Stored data
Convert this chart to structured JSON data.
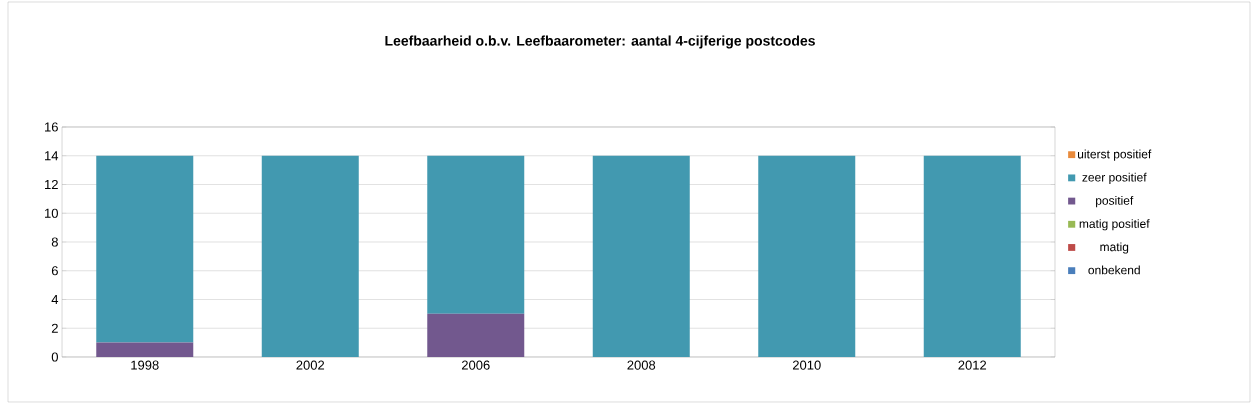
{
  "chart_data": {
    "type": "bar",
    "stacked": true,
    "title": "Leefbaarheid o.b.v. Leefbaarometer: aantal 4-cijferige postcodes",
    "categories": [
      "1998",
      "2002",
      "2006",
      "2008",
      "2010",
      "2012"
    ],
    "series": [
      {
        "name": "onbekend",
        "color": "#4a7ebb",
        "values": [
          0,
          0,
          0,
          0,
          0,
          0
        ]
      },
      {
        "name": "matig",
        "color": "#be4b48",
        "values": [
          0,
          0,
          0,
          0,
          0,
          0
        ]
      },
      {
        "name": "matig positief",
        "color": "#98b954",
        "values": [
          0,
          0,
          0,
          0,
          0,
          0
        ]
      },
      {
        "name": "positief",
        "color": "#72588e",
        "values": [
          1,
          0,
          3,
          0,
          0,
          0
        ]
      },
      {
        "name": "zeer positief",
        "color": "#4299b0",
        "values": [
          13,
          14,
          11,
          14,
          14,
          14
        ]
      },
      {
        "name": "uiterst positief",
        "color": "#e98b3c",
        "values": [
          0,
          0,
          0,
          0,
          0,
          0
        ]
      }
    ],
    "ylim": [
      0,
      16
    ],
    "yticks": [
      0,
      2,
      4,
      6,
      8,
      10,
      12,
      14,
      16
    ],
    "grid": "y",
    "legend": "right"
  }
}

* Problem description
Omit each picture, then return all of the listing exactly as it stands.

* Answer to this task
Convert this chart to structured JSON data.
{
  "chart_data": {
    "type": "bar",
    "stacked": true,
    "title": "Leefbaarheid o.b.v. Leefbaarometer: aantal 4-cijferige postcodes",
    "categories": [
      "1998",
      "2002",
      "2006",
      "2008",
      "2010",
      "2012"
    ],
    "series": [
      {
        "name": "onbekend",
        "color": "#4a7ebb",
        "values": [
          0,
          0,
          0,
          0,
          0,
          0
        ]
      },
      {
        "name": "matig",
        "color": "#be4b48",
        "values": [
          0,
          0,
          0,
          0,
          0,
          0
        ]
      },
      {
        "name": "matig positief",
        "color": "#98b954",
        "values": [
          0,
          0,
          0,
          0,
          0,
          0
        ]
      },
      {
        "name": "positief",
        "color": "#72588e",
        "values": [
          1,
          0,
          3,
          0,
          0,
          0
        ]
      },
      {
        "name": "zeer positief",
        "color": "#4299b0",
        "values": [
          13,
          14,
          11,
          14,
          14,
          14
        ]
      },
      {
        "name": "uiterst positief",
        "color": "#e98b3c",
        "values": [
          0,
          0,
          0,
          0,
          0,
          0
        ]
      }
    ],
    "ylim": [
      0,
      16
    ],
    "yticks": [
      0,
      2,
      4,
      6,
      8,
      10,
      12,
      14,
      16
    ],
    "grid": "y",
    "legend": "right"
  }
}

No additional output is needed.